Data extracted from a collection
__________________________________________________
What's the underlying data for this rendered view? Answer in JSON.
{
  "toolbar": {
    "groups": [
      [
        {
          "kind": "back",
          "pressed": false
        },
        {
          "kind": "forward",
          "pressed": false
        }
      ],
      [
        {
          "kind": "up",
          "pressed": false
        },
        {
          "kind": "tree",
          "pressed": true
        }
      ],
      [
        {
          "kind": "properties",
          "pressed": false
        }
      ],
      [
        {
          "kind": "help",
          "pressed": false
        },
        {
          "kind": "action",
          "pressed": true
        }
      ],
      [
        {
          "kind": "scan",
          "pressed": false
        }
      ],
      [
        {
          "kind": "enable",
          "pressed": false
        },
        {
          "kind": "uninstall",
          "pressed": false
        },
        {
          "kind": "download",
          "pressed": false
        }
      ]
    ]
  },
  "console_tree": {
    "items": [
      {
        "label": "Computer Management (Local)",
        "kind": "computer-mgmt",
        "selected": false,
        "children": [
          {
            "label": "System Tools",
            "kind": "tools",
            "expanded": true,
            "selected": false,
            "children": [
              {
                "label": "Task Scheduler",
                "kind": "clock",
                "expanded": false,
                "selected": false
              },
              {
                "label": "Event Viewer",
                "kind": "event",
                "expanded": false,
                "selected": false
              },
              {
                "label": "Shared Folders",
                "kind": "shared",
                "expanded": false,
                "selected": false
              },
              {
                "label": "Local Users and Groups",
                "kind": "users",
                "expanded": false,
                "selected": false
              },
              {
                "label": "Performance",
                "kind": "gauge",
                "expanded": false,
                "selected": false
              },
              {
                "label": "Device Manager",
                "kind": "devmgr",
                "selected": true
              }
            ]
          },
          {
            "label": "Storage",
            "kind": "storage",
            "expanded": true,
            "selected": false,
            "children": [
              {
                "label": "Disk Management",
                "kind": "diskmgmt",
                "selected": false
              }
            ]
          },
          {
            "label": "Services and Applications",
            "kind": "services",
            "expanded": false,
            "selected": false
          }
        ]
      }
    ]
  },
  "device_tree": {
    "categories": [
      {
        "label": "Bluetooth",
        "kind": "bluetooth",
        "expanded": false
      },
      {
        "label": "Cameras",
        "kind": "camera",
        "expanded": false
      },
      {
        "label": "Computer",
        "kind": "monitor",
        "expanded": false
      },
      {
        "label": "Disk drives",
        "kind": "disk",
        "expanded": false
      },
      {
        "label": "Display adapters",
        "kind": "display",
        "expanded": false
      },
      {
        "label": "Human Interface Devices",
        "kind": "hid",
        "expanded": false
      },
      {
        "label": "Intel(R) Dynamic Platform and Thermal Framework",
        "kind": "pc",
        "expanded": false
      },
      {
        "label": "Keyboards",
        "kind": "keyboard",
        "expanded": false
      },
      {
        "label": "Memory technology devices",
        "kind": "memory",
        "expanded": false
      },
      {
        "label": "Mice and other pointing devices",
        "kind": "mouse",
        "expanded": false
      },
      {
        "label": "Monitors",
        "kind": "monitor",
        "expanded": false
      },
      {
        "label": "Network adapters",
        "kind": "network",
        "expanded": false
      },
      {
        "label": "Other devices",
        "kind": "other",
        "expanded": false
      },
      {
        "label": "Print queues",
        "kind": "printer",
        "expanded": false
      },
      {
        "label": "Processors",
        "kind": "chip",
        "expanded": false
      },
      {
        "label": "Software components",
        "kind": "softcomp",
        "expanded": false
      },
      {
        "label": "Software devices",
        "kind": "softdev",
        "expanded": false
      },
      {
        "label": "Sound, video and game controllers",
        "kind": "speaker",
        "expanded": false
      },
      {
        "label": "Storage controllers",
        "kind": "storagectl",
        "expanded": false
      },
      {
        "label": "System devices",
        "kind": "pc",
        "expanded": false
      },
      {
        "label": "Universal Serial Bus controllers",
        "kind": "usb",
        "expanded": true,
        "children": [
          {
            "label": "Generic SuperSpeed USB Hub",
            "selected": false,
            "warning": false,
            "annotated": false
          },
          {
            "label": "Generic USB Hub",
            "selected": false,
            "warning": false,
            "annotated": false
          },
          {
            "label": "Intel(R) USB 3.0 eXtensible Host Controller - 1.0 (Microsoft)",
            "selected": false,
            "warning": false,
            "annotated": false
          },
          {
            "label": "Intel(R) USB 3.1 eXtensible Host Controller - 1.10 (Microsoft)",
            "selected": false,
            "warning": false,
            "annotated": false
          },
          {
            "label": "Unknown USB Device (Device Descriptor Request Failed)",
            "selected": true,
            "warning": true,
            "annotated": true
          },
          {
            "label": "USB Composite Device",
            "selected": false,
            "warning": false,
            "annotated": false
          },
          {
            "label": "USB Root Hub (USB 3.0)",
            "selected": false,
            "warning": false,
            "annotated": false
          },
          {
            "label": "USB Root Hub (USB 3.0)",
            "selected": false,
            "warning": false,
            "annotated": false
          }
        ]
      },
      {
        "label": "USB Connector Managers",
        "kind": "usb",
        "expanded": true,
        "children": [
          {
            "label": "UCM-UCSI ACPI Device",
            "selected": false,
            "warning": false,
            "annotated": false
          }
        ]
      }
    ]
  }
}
__________________________________________________
* GIVEN PROBLEM *
Extract every line above exactly as it stands.

* PROBLEM SOLUTION *
What's the underlying data for this rendered view? Answer in JSON.
{
  "toolbar": {
    "groups": [
      [
        {
          "kind": "back",
          "pressed": false
        },
        {
          "kind": "forward",
          "pressed": false
        }
      ],
      [
        {
          "kind": "up",
          "pressed": false
        },
        {
          "kind": "tree",
          "pressed": true
        }
      ],
      [
        {
          "kind": "properties",
          "pressed": false
        }
      ],
      [
        {
          "kind": "help",
          "pressed": false
        },
        {
          "kind": "action",
          "pressed": true
        }
      ],
      [
        {
          "kind": "scan",
          "pressed": false
        }
      ],
      [
        {
          "kind": "enable",
          "pressed": false
        },
        {
          "kind": "uninstall",
          "pressed": false
        },
        {
          "kind": "download",
          "pressed": false
        }
      ]
    ]
  },
  "console_tree": {
    "items": [
      {
        "label": "Computer Management (Local)",
        "kind": "computer-mgmt",
        "selected": false,
        "children": [
          {
            "label": "System Tools",
            "kind": "tools",
            "expanded": true,
            "selected": false,
            "children": [
              {
                "label": "Task Scheduler",
                "kind": "clock",
                "expanded": false,
                "selected": false
              },
              {
                "label": "Event Viewer",
                "kind": "event",
                "expanded": false,
                "selected": false
              },
              {
                "label": "Shared Folders",
                "kind": "shared",
                "expanded": false,
                "selected": false
              },
              {
                "label": "Local Users and Groups",
                "kind": "users",
                "expanded": false,
                "selected": false
              },
              {
                "label": "Performance",
                "kind": "gauge",
                "expanded": false,
                "selected": false
              },
              {
                "label": "Device Manager",
                "kind": "devmgr",
                "selected": true
              }
            ]
          },
          {
            "label": "Storage",
            "kind": "storage",
            "expanded": true,
            "selected": false,
            "children": [
              {
                "label": "Disk Management",
                "kind": "diskmgmt",
                "selected": false
              }
            ]
          },
          {
            "label": "Services and Applications",
            "kind": "services",
            "expanded": false,
            "selected": false
          }
        ]
      }
    ]
  },
  "device_tree": {
    "categories": [
      {
        "label": "Bluetooth",
        "kind": "bluetooth",
        "expanded": false
      },
      {
        "label": "Cameras",
        "kind": "camera",
        "expanded": false
      },
      {
        "label": "Computer",
        "kind": "monitor",
        "expanded": false
      },
      {
        "label": "Disk drives",
        "kind": "disk",
        "expanded": false
      },
      {
        "label": "Display adapters",
        "kind": "display",
        "expanded": false
      },
      {
        "label": "Human Interface Devices",
        "kind": "hid",
        "expanded": false
      },
      {
        "label": "Intel(R) Dynamic Platform and Thermal Framework",
        "kind": "pc",
        "expanded": false
      },
      {
        "label": "Keyboards",
        "kind": "keyboard",
        "expanded": false
      },
      {
        "label": "Memory technology devices",
        "kind": "memory",
        "expanded": false
      },
      {
        "label": "Mice and other pointing devices",
        "kind": "mouse",
        "expanded": false
      },
      {
        "label": "Monitors",
        "kind": "monitor",
        "expanded": false
      },
      {
        "label": "Network adapters",
        "kind": "network",
        "expanded": false
      },
      {
        "label": "Other devices",
        "kind": "other",
        "expanded": false
      },
      {
        "label": "Print queues",
        "kind": "printer",
        "expanded": false
      },
      {
        "label": "Processors",
        "kind": "chip",
        "expanded": false
      },
      {
        "label": "Software components",
        "kind": "softcomp",
        "expanded": false
      },
      {
        "label": "Software devices",
        "kind": "softdev",
        "expanded": false
      },
      {
        "label": "Sound, video and game controllers",
        "kind": "speaker",
        "expanded": false
      },
      {
        "label": "Storage controllers",
        "kind": "storagectl",
        "expanded": false
      },
      {
        "label": "System devices",
        "kind": "pc",
        "expanded": false
      },
      {
        "label": "Universal Serial Bus controllers",
        "kind": "usb",
        "expanded": true,
        "children": [
          {
            "label": "Generic SuperSpeed USB Hub",
            "selected": false,
            "warning": false,
            "annotated": false
          },
          {
            "label": "Generic USB Hub",
            "selected": false,
            "warning": false,
            "annotated": false
          },
          {
            "label": "Intel(R) USB 3.0 eXtensible Host Controller - 1.0 (Microsoft)",
            "selected": false,
            "warning": false,
            "annotated": false
          },
          {
            "label": "Intel(R) USB 3.1 eXtensible Host Controller - 1.10 (Microsoft)",
            "selected": false,
            "warning": false,
            "annotated": false
          },
          {
            "label": "Unknown USB Device (Device Descriptor Request Failed)",
            "selected": true,
            "warning": true,
            "annotated": true
          },
          {
            "label": "USB Composite Device",
            "selected": false,
            "warning": false,
            "annotated": false
          },
          {
            "label": "USB Root Hub (USB 3.0)",
            "selected": false,
            "warning": false,
            "annotated": false
          },
          {
            "label": "USB Root Hub (USB 3.0)",
            "selected": false,
            "warning": false,
            "annotated": false
          }
        ]
      },
      {
        "label": "USB Connector Managers",
        "kind": "usb",
        "expanded": true,
        "children": [
          {
            "label": "UCM-UCSI ACPI Device",
            "selected": false,
            "warning": false,
            "annotated": false
          }
        ]
      }
    ]
  }
}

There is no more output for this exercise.